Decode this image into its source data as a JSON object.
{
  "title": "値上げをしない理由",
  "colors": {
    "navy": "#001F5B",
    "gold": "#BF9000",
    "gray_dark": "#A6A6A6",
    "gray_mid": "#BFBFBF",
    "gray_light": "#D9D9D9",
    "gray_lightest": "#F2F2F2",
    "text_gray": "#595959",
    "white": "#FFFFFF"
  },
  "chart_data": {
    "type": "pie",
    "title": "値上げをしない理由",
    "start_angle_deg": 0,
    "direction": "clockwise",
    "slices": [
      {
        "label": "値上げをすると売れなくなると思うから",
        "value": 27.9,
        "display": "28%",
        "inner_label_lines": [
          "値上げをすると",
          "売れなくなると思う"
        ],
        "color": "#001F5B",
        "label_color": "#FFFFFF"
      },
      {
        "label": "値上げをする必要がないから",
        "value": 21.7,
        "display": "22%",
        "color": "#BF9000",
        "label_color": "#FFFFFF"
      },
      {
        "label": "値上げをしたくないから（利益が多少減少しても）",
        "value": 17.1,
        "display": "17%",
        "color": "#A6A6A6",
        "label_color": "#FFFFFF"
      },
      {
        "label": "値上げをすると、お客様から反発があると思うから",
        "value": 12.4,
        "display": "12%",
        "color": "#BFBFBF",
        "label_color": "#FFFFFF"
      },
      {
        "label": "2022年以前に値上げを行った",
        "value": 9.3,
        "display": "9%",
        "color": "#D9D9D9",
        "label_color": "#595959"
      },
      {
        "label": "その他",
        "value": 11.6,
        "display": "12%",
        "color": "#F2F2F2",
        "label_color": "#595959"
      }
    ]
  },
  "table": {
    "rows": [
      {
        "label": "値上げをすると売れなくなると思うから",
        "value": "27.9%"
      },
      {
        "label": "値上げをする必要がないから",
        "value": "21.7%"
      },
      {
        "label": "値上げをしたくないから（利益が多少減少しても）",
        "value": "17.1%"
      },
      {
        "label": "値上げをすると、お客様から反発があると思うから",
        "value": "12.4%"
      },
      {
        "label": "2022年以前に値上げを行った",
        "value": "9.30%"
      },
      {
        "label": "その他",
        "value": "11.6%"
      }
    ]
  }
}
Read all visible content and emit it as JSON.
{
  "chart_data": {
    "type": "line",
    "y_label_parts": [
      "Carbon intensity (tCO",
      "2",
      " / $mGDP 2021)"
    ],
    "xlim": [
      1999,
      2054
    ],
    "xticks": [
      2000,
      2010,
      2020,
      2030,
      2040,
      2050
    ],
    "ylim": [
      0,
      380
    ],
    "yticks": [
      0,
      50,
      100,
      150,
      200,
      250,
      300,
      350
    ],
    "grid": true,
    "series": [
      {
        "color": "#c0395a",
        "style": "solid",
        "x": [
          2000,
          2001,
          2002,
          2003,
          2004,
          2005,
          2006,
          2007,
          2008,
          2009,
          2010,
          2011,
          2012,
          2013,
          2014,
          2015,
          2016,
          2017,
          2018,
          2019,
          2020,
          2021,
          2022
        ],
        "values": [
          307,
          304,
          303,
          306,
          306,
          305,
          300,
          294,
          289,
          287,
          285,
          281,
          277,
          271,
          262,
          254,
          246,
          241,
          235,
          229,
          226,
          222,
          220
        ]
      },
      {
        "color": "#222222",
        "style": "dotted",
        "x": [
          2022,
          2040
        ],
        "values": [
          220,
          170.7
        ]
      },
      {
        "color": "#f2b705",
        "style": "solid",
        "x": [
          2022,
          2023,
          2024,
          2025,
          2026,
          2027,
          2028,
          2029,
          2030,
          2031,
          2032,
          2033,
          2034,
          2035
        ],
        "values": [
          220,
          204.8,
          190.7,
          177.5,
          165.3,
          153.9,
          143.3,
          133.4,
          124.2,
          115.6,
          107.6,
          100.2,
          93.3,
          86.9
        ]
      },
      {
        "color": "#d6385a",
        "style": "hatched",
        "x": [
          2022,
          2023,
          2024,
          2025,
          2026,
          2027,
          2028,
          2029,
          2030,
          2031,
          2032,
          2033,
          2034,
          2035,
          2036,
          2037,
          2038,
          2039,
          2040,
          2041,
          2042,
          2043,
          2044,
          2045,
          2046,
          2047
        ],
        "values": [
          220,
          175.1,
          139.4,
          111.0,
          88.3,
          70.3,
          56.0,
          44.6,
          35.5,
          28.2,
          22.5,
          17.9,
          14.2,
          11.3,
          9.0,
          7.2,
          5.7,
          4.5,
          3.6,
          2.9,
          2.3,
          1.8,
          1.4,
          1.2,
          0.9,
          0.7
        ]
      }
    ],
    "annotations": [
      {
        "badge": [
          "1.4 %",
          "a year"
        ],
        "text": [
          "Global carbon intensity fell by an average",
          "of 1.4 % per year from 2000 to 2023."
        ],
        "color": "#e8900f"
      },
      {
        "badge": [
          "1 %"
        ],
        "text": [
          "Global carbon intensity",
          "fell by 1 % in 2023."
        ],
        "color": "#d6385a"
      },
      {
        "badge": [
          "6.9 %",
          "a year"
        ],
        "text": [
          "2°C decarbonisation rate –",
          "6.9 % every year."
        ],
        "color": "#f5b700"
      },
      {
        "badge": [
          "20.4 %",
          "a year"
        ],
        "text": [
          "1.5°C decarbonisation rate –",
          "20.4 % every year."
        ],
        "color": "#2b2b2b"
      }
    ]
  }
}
--- --- ---
What is required: Write out the entries above word for word.

Solution for this problem:
Decode this image into its source data as a JSON object.
{
  "title": "値上げをしない理由",
  "colors": {
    "navy": "#001F5B",
    "gold": "#BF9000",
    "gray_dark": "#A6A6A6",
    "gray_mid": "#BFBFBF",
    "gray_light": "#D9D9D9",
    "gray_lightest": "#F2F2F2",
    "text_gray": "#595959",
    "white": "#FFFFFF"
  },
  "chart_data": {
    "type": "pie",
    "title": "値上げをしない理由",
    "start_angle_deg": 0,
    "direction": "clockwise",
    "slices": [
      {
        "label": "値上げをすると売れなくなると思うから",
        "value": 27.9,
        "display": "28%",
        "inner_label_lines": [
          "値上げをすると",
          "売れなくなると思う"
        ],
        "color": "#001F5B",
        "label_color": "#FFFFFF"
      },
      {
        "label": "値上げをする必要がないから",
        "value": 21.7,
        "display": "22%",
        "color": "#BF9000",
        "label_color": "#FFFFFF"
      },
      {
        "label": "値上げをしたくないから（利益が多少減少しても）",
        "value": 17.1,
        "display": "17%",
        "color": "#A6A6A6",
        "label_color": "#FFFFFF"
      },
      {
        "label": "値上げをすると、お客様から反発があると思うから",
        "value": 12.4,
        "display": "12%",
        "color": "#BFBFBF",
        "label_color": "#FFFFFF"
      },
      {
        "label": "2022年以前に値上げを行った",
        "value": 9.3,
        "display": "9%",
        "color": "#D9D9D9",
        "label_color": "#595959"
      },
      {
        "label": "その他",
        "value": 11.6,
        "display": "12%",
        "color": "#F2F2F2",
        "label_color": "#595959"
      }
    ]
  },
  "table": {
    "rows": [
      {
        "label": "値上げをすると売れなくなると思うから",
        "value": "27.9%"
      },
      {
        "label": "値上げをする必要がないから",
        "value": "21.7%"
      },
      {
        "label": "値上げをしたくないから（利益が多少減少しても）",
        "value": "17.1%"
      },
      {
        "label": "値上げをすると、お客様から反発があると思うから",
        "value": "12.4%"
      },
      {
        "label": "2022年以前に値上げを行った",
        "value": "9.30%"
      },
      {
        "label": "その他",
        "value": "11.6%"
      }
    ]
  }
}
Read all visible content and emit it as JSON.
{
  "chart_data": {
    "type": "line",
    "y_label_parts": [
      "Carbon intensity (tCO",
      "2",
      " / $mGDP 2021)"
    ],
    "xlim": [
      1999,
      2054
    ],
    "xticks": [
      2000,
      2010,
      2020,
      2030,
      2040,
      2050
    ],
    "ylim": [
      0,
      380
    ],
    "yticks": [
      0,
      50,
      100,
      150,
      200,
      250,
      300,
      350
    ],
    "grid": true,
    "series": [
      {
        "color": "#c0395a",
        "style": "solid",
        "x": [
          2000,
          2001,
          2002,
          2003,
          2004,
          2005,
          2006,
          2007,
          2008,
          2009,
          2010,
          2011,
          2012,
          2013,
          2014,
          2015,
          2016,
          2017,
          2018,
          2019,
          2020,
          2021,
          2022
        ],
        "values": [
          307,
          304,
          303,
          306,
          306,
          305,
          300,
          294,
          289,
          287,
          285,
          281,
          277,
          271,
          262,
          254,
          246,
          241,
          235,
          229,
          226,
          222,
          220
        ]
      },
      {
        "color": "#222222",
        "style": "dotted",
        "x": [
          2022,
          2040
        ],
        "values": [
          220,
          170.7
        ]
      },
      {
        "color": "#f2b705",
        "style": "solid",
        "x": [
          2022,
          2023,
          2024,
          2025,
          2026,
          2027,
          2028,
          2029,
          2030,
          2031,
          2032,
          2033,
          2034,
          2035
        ],
        "values": [
          220,
          204.8,
          190.7,
          177.5,
          165.3,
          153.9,
          143.3,
          133.4,
          124.2,
          115.6,
          107.6,
          100.2,
          93.3,
          86.9
        ]
      },
      {
        "color": "#d6385a",
        "style": "hatched",
        "x": [
          2022,
          2023,
          2024,
          2025,
          2026,
          2027,
          2028,
          2029,
          2030,
          2031,
          2032,
          2033,
          2034,
          2035,
          2036,
          2037,
          2038,
          2039,
          2040,
          2041,
          2042,
          2043,
          2044,
          2045,
          2046,
          2047
        ],
        "values": [
          220,
          175.1,
          139.4,
          111.0,
          88.3,
          70.3,
          56.0,
          44.6,
          35.5,
          28.2,
          22.5,
          17.9,
          14.2,
          11.3,
          9.0,
          7.2,
          5.7,
          4.5,
          3.6,
          2.9,
          2.3,
          1.8,
          1.4,
          1.2,
          0.9,
          0.7
        ]
      }
    ],
    "annotations": [
      {
        "badge": [
          "1.4 %",
          "a year"
        ],
        "text": [
          "Global carbon intensity fell by an average",
          "of 1.4 % per year from 2000 to 2023."
        ],
        "color": "#e8900f"
      },
      {
        "badge": [
          "1 %"
        ],
        "text": [
          "Global carbon intensity",
          "fell by 1 % in 2023."
        ],
        "color": "#d6385a"
      },
      {
        "badge": [
          "6.9 %",
          "a year"
        ],
        "text": [
          "2°C decarbonisation rate –",
          "6.9 % every year."
        ],
        "color": "#f5b700"
      },
      {
        "badge": [
          "20.4 %",
          "a year"
        ],
        "text": [
          "1.5°C decarbonisation rate –",
          "20.4 % every year."
        ],
        "color": "#2b2b2b"
      }
    ]
  }
}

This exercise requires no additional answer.